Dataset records
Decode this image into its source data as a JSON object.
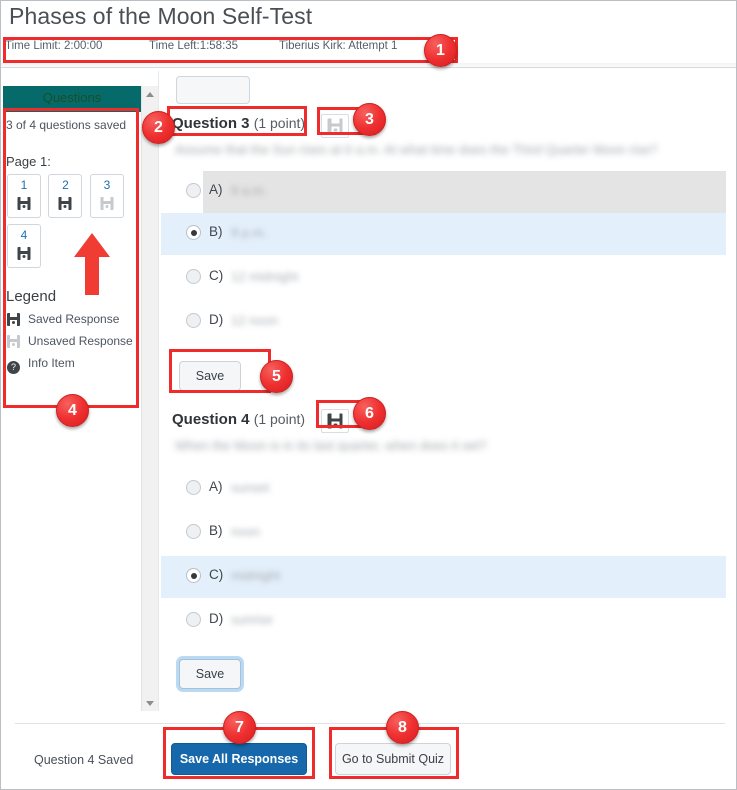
{
  "header": {
    "title": "Phases of the Moon Self-Test",
    "time_limit": "Time Limit: 2:00:00",
    "time_left": "Time Left:1:58:35",
    "attempt": "Tiberius Kirk: Attempt 1"
  },
  "sidebar": {
    "panel_title": "Questions",
    "saved_count": "3 of 4 questions saved",
    "page_label": "Page 1:",
    "tiles": [
      {
        "number": "1",
        "state": "saved"
      },
      {
        "number": "2",
        "state": "saved"
      },
      {
        "number": "3",
        "state": "unsaved"
      },
      {
        "number": "4",
        "state": "saved"
      }
    ],
    "legend_title": "Legend",
    "legend": [
      {
        "icon": "save-disk-dark-icon",
        "label": "Saved Response"
      },
      {
        "icon": "save-disk-grey-icon",
        "label": "Unsaved Response"
      },
      {
        "icon": "question-mark-icon",
        "label": "Info Item"
      }
    ]
  },
  "questions": [
    {
      "heading": "Question 3",
      "points": "(1 point)",
      "save_state": "unsaved",
      "prompt": "Assume that the Sun rises at 6 a.m. At what time does the Third Quarter Moon rise?",
      "options": [
        {
          "letter": "A)",
          "value": "9 a.m.",
          "selected": false,
          "highlight": "hover"
        },
        {
          "letter": "B)",
          "value": "9 p.m.",
          "selected": true,
          "highlight": "selected"
        },
        {
          "letter": "C)",
          "value": "12 midnight",
          "selected": false,
          "highlight": "none"
        },
        {
          "letter": "D)",
          "value": "12 noon",
          "selected": false,
          "highlight": "none"
        }
      ],
      "save_label": "Save"
    },
    {
      "heading": "Question 4",
      "points": "(1 point)",
      "save_state": "saved",
      "prompt": "When the Moon is in its last quarter, when does it set?",
      "options": [
        {
          "letter": "A)",
          "value": "sunset",
          "selected": false,
          "highlight": "none"
        },
        {
          "letter": "B)",
          "value": "noon",
          "selected": false,
          "highlight": "none"
        },
        {
          "letter": "C)",
          "value": "midnight",
          "selected": true,
          "highlight": "selected"
        },
        {
          "letter": "D)",
          "value": "sunrise",
          "selected": false,
          "highlight": "none"
        }
      ],
      "save_label": "Save"
    }
  ],
  "footer": {
    "status": "Question 4 Saved",
    "save_all_label": "Save All Responses",
    "submit_label": "Go to Submit Quiz"
  },
  "annotations": [
    {
      "number": "1"
    },
    {
      "number": "2"
    },
    {
      "number": "3"
    },
    {
      "number": "4"
    },
    {
      "number": "5"
    },
    {
      "number": "6"
    },
    {
      "number": "7"
    },
    {
      "number": "8"
    }
  ],
  "colors": {
    "accent_red": "#ef2b2b",
    "teal": "#076a6a",
    "primary_blue": "#1668ab",
    "selected_row": "#e3effa",
    "hover_row": "#e4e4e4"
  }
}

● **Problem requirements**: Please write out all the data again word for word, but not the pictures.

● **Response to the task**:
Decode this image into its source data as a JSON object.
{
  "header": {
    "title": "Phases of the Moon Self-Test",
    "time_limit": "Time Limit: 2:00:00",
    "time_left": "Time Left:1:58:35",
    "attempt": "Tiberius Kirk: Attempt 1"
  },
  "sidebar": {
    "panel_title": "Questions",
    "saved_count": "3 of 4 questions saved",
    "page_label": "Page 1:",
    "tiles": [
      {
        "number": "1",
        "state": "saved"
      },
      {
        "number": "2",
        "state": "saved"
      },
      {
        "number": "3",
        "state": "unsaved"
      },
      {
        "number": "4",
        "state": "saved"
      }
    ],
    "legend_title": "Legend",
    "legend": [
      {
        "icon": "save-disk-dark-icon",
        "label": "Saved Response"
      },
      {
        "icon": "save-disk-grey-icon",
        "label": "Unsaved Response"
      },
      {
        "icon": "question-mark-icon",
        "label": "Info Item"
      }
    ]
  },
  "questions": [
    {
      "heading": "Question 3",
      "points": "(1 point)",
      "save_state": "unsaved",
      "prompt": "Assume that the Sun rises at 6 a.m. At what time does the Third Quarter Moon rise?",
      "options": [
        {
          "letter": "A)",
          "value": "9 a.m.",
          "selected": false,
          "highlight": "hover"
        },
        {
          "letter": "B)",
          "value": "9 p.m.",
          "selected": true,
          "highlight": "selected"
        },
        {
          "letter": "C)",
          "value": "12 midnight",
          "selected": false,
          "highlight": "none"
        },
        {
          "letter": "D)",
          "value": "12 noon",
          "selected": false,
          "highlight": "none"
        }
      ],
      "save_label": "Save"
    },
    {
      "heading": "Question 4",
      "points": "(1 point)",
      "save_state": "saved",
      "prompt": "When the Moon is in its last quarter, when does it set?",
      "options": [
        {
          "letter": "A)",
          "value": "sunset",
          "selected": false,
          "highlight": "none"
        },
        {
          "letter": "B)",
          "value": "noon",
          "selected": false,
          "highlight": "none"
        },
        {
          "letter": "C)",
          "value": "midnight",
          "selected": true,
          "highlight": "selected"
        },
        {
          "letter": "D)",
          "value": "sunrise",
          "selected": false,
          "highlight": "none"
        }
      ],
      "save_label": "Save"
    }
  ],
  "footer": {
    "status": "Question 4 Saved",
    "save_all_label": "Save All Responses",
    "submit_label": "Go to Submit Quiz"
  },
  "annotations": [
    {
      "number": "1"
    },
    {
      "number": "2"
    },
    {
      "number": "3"
    },
    {
      "number": "4"
    },
    {
      "number": "5"
    },
    {
      "number": "6"
    },
    {
      "number": "7"
    },
    {
      "number": "8"
    }
  ],
  "colors": {
    "accent_red": "#ef2b2b",
    "teal": "#076a6a",
    "primary_blue": "#1668ab",
    "selected_row": "#e3effa",
    "hover_row": "#e4e4e4"
  }
}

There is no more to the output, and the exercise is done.